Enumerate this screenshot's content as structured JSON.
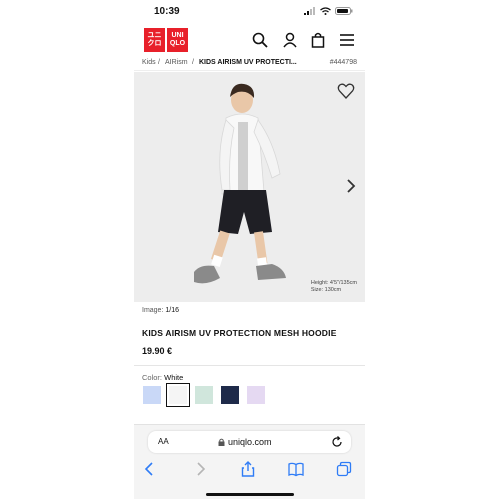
{
  "status_bar": {
    "time": "10:39"
  },
  "logo": {
    "top_text_1": "ユニ",
    "top_text_2": "UNI",
    "bottom_text_1": "クロ",
    "bottom_text_2": "QLO"
  },
  "breadcrumb": {
    "level1": "Kids",
    "sep1": "/",
    "level2": "AIRism",
    "sep2": "/",
    "current": "KIDS AIRISM UV PROTECTI...",
    "product_code": "#444798"
  },
  "hero": {
    "caption_line1": "Height: 4'5\"/135cm",
    "caption_line2": "Size: 130cm"
  },
  "image_counter": {
    "label": "Image:",
    "value": "1/16"
  },
  "product": {
    "title": "KIDS AIRISM UV PROTECTION MESH HOODIE",
    "price": "19.90 €"
  },
  "color": {
    "label": "Color:",
    "selected": "White",
    "swatches": [
      "#c9d8f7",
      "#f5f5f5",
      "#d0e6dc",
      "#1e2a4a",
      "#e5d9f2"
    ]
  },
  "partial_text": "",
  "browser": {
    "aa_label": "AA",
    "url": "uniqlo.com"
  },
  "colors": {
    "brand_red": "#e8202a",
    "ios_blue": "#2f7cf6"
  }
}
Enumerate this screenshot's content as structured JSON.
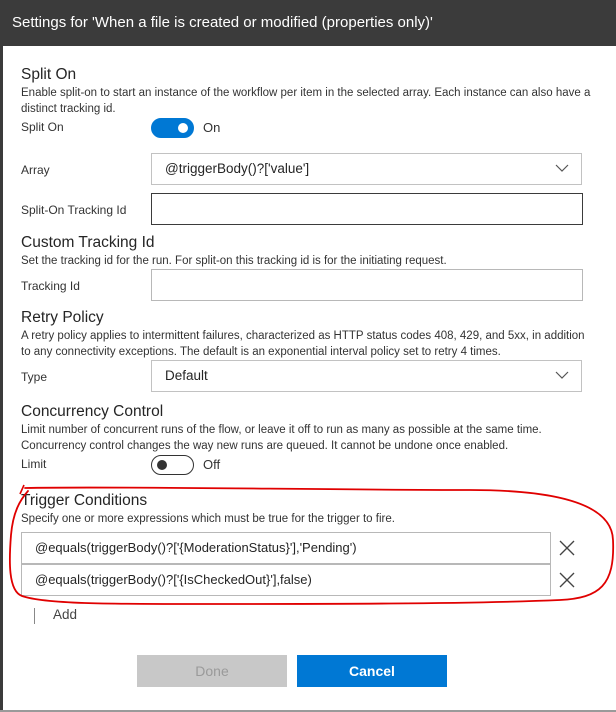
{
  "window": {
    "title": "Settings for 'When a file is created or modified (properties only)'"
  },
  "split_on": {
    "heading": "Split On",
    "description": "Enable split-on to start an instance of the workflow per item in the selected array. Each instance can also have a distinct tracking id.",
    "toggle_label": "Split On",
    "toggle_state": "On",
    "array_label": "Array",
    "array_value": "@triggerBody()?['value']",
    "tracking_label": "Split-On Tracking Id",
    "tracking_value": ""
  },
  "custom_tracking": {
    "heading": "Custom Tracking Id",
    "description": "Set the tracking id for the run. For split-on this tracking id is for the initiating request.",
    "label": "Tracking Id",
    "value": ""
  },
  "retry_policy": {
    "heading": "Retry Policy",
    "description": "A retry policy applies to intermittent failures, characterized as HTTP status codes 408, 429, and 5xx, in addition to any connectivity exceptions. The default is an exponential interval policy set to retry 4 times.",
    "type_label": "Type",
    "type_value": "Default"
  },
  "concurrency": {
    "heading": "Concurrency Control",
    "description": "Limit number of concurrent runs of the flow, or leave it off to run as many as possible at the same time. Concurrency control changes the way new runs are queued. It cannot be undone once enabled.",
    "limit_label": "Limit",
    "toggle_state": "Off"
  },
  "trigger_conditions": {
    "heading": "Trigger Conditions",
    "description": "Specify one or more expressions which must be true for the trigger to fire.",
    "conditions": [
      "@equals(triggerBody()?['{ModerationStatus}'],'Pending')",
      "@equals(triggerBody()?['{IsCheckedOut}'],false)"
    ],
    "add_label": "Add"
  },
  "footer": {
    "done_label": "Done",
    "cancel_label": "Cancel"
  },
  "colors": {
    "title_bar": "#3b3b3b",
    "accent": "#0078d4",
    "annotation": "#e00000",
    "disabled_button": "#c8c8c8"
  },
  "icons": [
    "chevron-down-icon",
    "close-icon",
    "plus-icon"
  ]
}
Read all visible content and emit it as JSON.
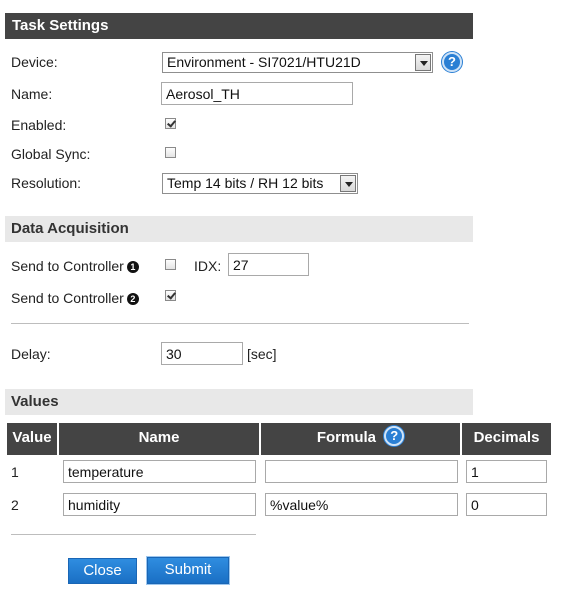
{
  "task_settings": {
    "header": "Task Settings",
    "device_label": "Device:",
    "device_value": "Environment - SI7021/HTU21D",
    "name_label": "Name:",
    "name_value": "Aerosol_TH",
    "enabled_label": "Enabled:",
    "enabled_checked": true,
    "global_sync_label": "Global Sync:",
    "global_sync_checked": false,
    "resolution_label": "Resolution:",
    "resolution_value": "Temp 14 bits / RH 12 bits",
    "help_glyph": "?"
  },
  "data_acquisition": {
    "header": "Data Acquisition",
    "send1_label": "Send to Controller",
    "send1_marker": "1",
    "send1_checked": false,
    "idx_label": "IDX:",
    "idx_value": "27",
    "send2_label": "Send to Controller",
    "send2_marker": "2",
    "send2_checked": true,
    "delay_label": "Delay:",
    "delay_value": "30",
    "delay_unit": "[sec]"
  },
  "values": {
    "header": "Values",
    "columns": {
      "value": "Value",
      "name": "Name",
      "formula": "Formula",
      "decimals": "Decimals"
    },
    "rows": [
      {
        "index": "1",
        "name": "temperature",
        "formula": "",
        "decimals": "1"
      },
      {
        "index": "2",
        "name": "humidity",
        "formula": "%value%",
        "decimals": "0"
      }
    ]
  },
  "buttons": {
    "close": "Close",
    "submit": "Submit"
  },
  "colors": {
    "header_dark": "#444444",
    "header_light": "#e8e8e8",
    "accent_blue": "#1a6fc4"
  }
}
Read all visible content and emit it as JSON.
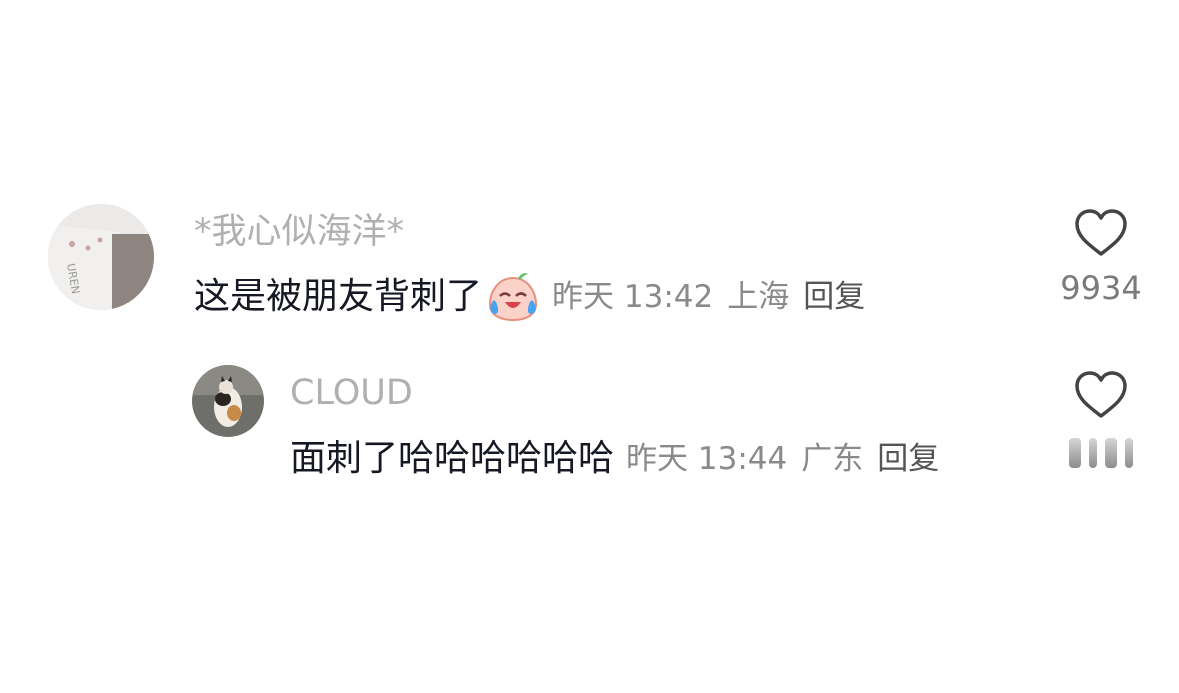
{
  "comments": [
    {
      "username": "*我心似海洋*",
      "text": "这是被朋友背刺了",
      "emoji_icon": "crying-laughing-face-icon",
      "time": "昨天 13:42",
      "location": "上海",
      "reply_label": "回复",
      "like_count": "9934"
    }
  ],
  "replies": [
    {
      "username": "CLOUD",
      "text": "面刺了哈哈哈哈哈哈",
      "time": "昨天 13:44",
      "location": "广东",
      "reply_label": "回复",
      "like_count_obscured": true
    }
  ],
  "colors": {
    "username": "#b0b0b0",
    "text": "#161823",
    "meta": "#8a8a8a",
    "icon": "#444444"
  }
}
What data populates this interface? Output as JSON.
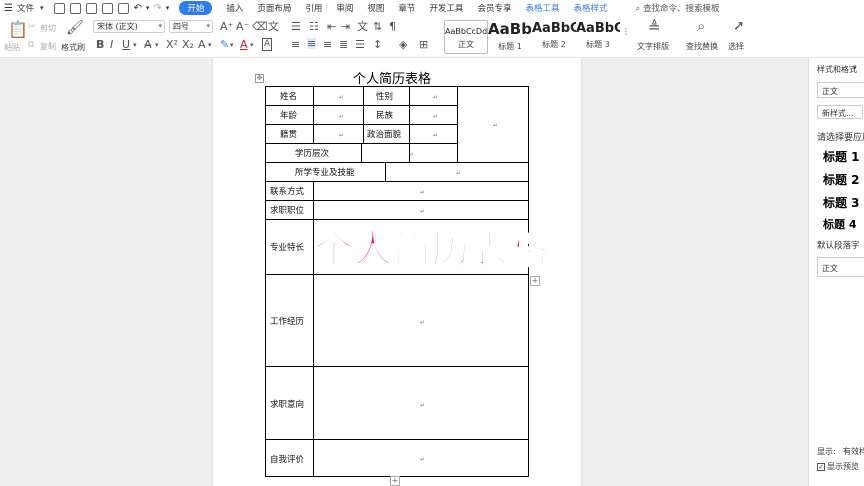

● REQUIREMENT: Leave out the pictures and return every record word for word.

● RESULT FOR THIS TASK:
Enumerate this screenshot's content as structured JSON.
{
  "status_bar": {
    "time": "10:39"
  },
  "logo": {
    "top_text_1": "ユニ",
    "top_text_2": "UNI",
    "bottom_text_1": "クロ",
    "bottom_text_2": "QLO"
  },
  "breadcrumb": {
    "level1": "Kids",
    "sep1": "/",
    "level2": "AIRism",
    "sep2": "/",
    "current": "KIDS AIRISM UV PROTECTI...",
    "product_code": "#444798"
  },
  "hero": {
    "caption_line1": "Height: 4'5\"/135cm",
    "caption_line2": "Size: 130cm"
  },
  "image_counter": {
    "label": "Image:",
    "value": "1/16"
  },
  "product": {
    "title": "KIDS AIRISM UV PROTECTION MESH HOODIE",
    "price": "19.90 €"
  },
  "color": {
    "label": "Color:",
    "selected": "White",
    "swatches": [
      "#c9d8f7",
      "#f5f5f5",
      "#d0e6dc",
      "#1e2a4a",
      "#e5d9f2"
    ]
  },
  "partial_text": "",
  "browser": {
    "aa_label": "AA",
    "url": "uniqlo.com"
  },
  "colors": {
    "brand_red": "#e8202a",
    "ios_blue": "#2f7cf6"
  }
}
Enumerate this screenshot's content as structured JSON.
{
  "window": {
    "title": "Settings for 'When a file is created or modified (properties only)'"
  },
  "split_on": {
    "heading": "Split On",
    "description": "Enable split-on to start an instance of the workflow per item in the selected array. Each instance can also have a distinct tracking id.",
    "toggle_label": "Split On",
    "toggle_state": "On",
    "array_label": "Array",
    "array_value": "@triggerBody()?['value']",
    "tracking_label": "Split-On Tracking Id",
    "tracking_value": ""
  },
  "custom_tracking": {
    "heading": "Custom Tracking Id",
    "description": "Set the tracking id for the run. For split-on this tracking id is for the initiating request.",
    "label": "Tracking Id",
    "value": ""
  },
  "retry_policy": {
    "heading": "Retry Policy",
    "description": "A retry policy applies to intermittent failures, characterized as HTTP status codes 408, 429, and 5xx, in addition to any connectivity exceptions. The default is an exponential interval policy set to retry 4 times.",
    "type_label": "Type",
    "type_value": "Default"
  },
  "concurrency": {
    "heading": "Concurrency Control",
    "description": "Limit number of concurrent runs of the flow, or leave it off to run as many as possible at the same time. Concurrency control changes the way new runs are queued. It cannot be undone once enabled.",
    "limit_label": "Limit",
    "toggle_state": "Off"
  },
  "trigger_conditions": {
    "heading": "Trigger Conditions",
    "description": "Specify one or more expressions which must be true for the trigger to fire.",
    "conditions": [
      "@equals(triggerBody()?['{ModerationStatus}'],'Pending')",
      "@equals(triggerBody()?['{IsCheckedOut}'],false)"
    ],
    "add_label": "Add"
  },
  "footer": {
    "done_label": "Done",
    "cancel_label": "Cancel"
  },
  "colors": {
    "title_bar": "#3b3b3b",
    "accent": "#0078d4",
    "annotation": "#e00000",
    "disabled_button": "#c8c8c8"
  },
  "icons": [
    "chevron-down-icon",
    "close-icon",
    "plus-icon"
  ]
}
Read all visible content and emit it as JSON.
{
  "task_settings": {
    "header": "Task Settings",
    "device_label": "Device:",
    "device_value": "Environment - SI7021/HTU21D",
    "name_label": "Name:",
    "name_value": "Aerosol_TH",
    "enabled_label": "Enabled:",
    "enabled_checked": true,
    "global_sync_label": "Global Sync:",
    "global_sync_checked": false,
    "resolution_label": "Resolution:",
    "resolution_value": "Temp 14 bits / RH 12 bits",
    "help_glyph": "?"
  },
  "data_acquisition": {
    "header": "Data Acquisition",
    "send1_label": "Send to Controller",
    "send1_marker": "1",
    "send1_checked": false,
    "idx_label": "IDX:",
    "idx_value": "27",
    "send2_label": "Send to Controller",
    "send2_marker": "2",
    "send2_checked": true,
    "delay_label": "Delay:",
    "delay_value": "30",
    "delay_unit": "[sec]"
  },
  "values": {
    "header": "Values",
    "columns": {
      "value": "Value",
      "name": "Name",
      "formula": "Formula",
      "decimals": "Decimals"
    },
    "rows": [
      {
        "index": "1",
        "name": "temperature",
        "formula": "",
        "decimals": "1"
      },
      {
        "index": "2",
        "name": "humidity",
        "formula": "%value%",
        "decimals": "0"
      }
    ]
  },
  "buttons": {
    "close": "Close",
    "submit": "Submit"
  },
  "colors": {
    "header_dark": "#444444",
    "header_light": "#e8e8e8",
    "accent_blue": "#1a6fc4"
  }
}
Read all visible content and emit it as JSON.
{
  "comments": [
    {
      "username": "*我心似海洋*",
      "text": "这是被朋友背刺了",
      "emoji_icon": "crying-laughing-face-icon",
      "time": "昨天 13:42",
      "location": "上海",
      "reply_label": "回复",
      "like_count": "9934"
    }
  ],
  "replies": [
    {
      "username": "CLOUD",
      "text": "面刺了哈哈哈哈哈哈",
      "time": "昨天 13:44",
      "location": "广东",
      "reply_label": "回复",
      "like_count_obscured": true
    }
  ],
  "colors": {
    "username": "#b0b0b0",
    "text": "#161823",
    "meta": "#8a8a8a",
    "icon": "#444444"
  }
}
What data populates this interface? Output as JSON.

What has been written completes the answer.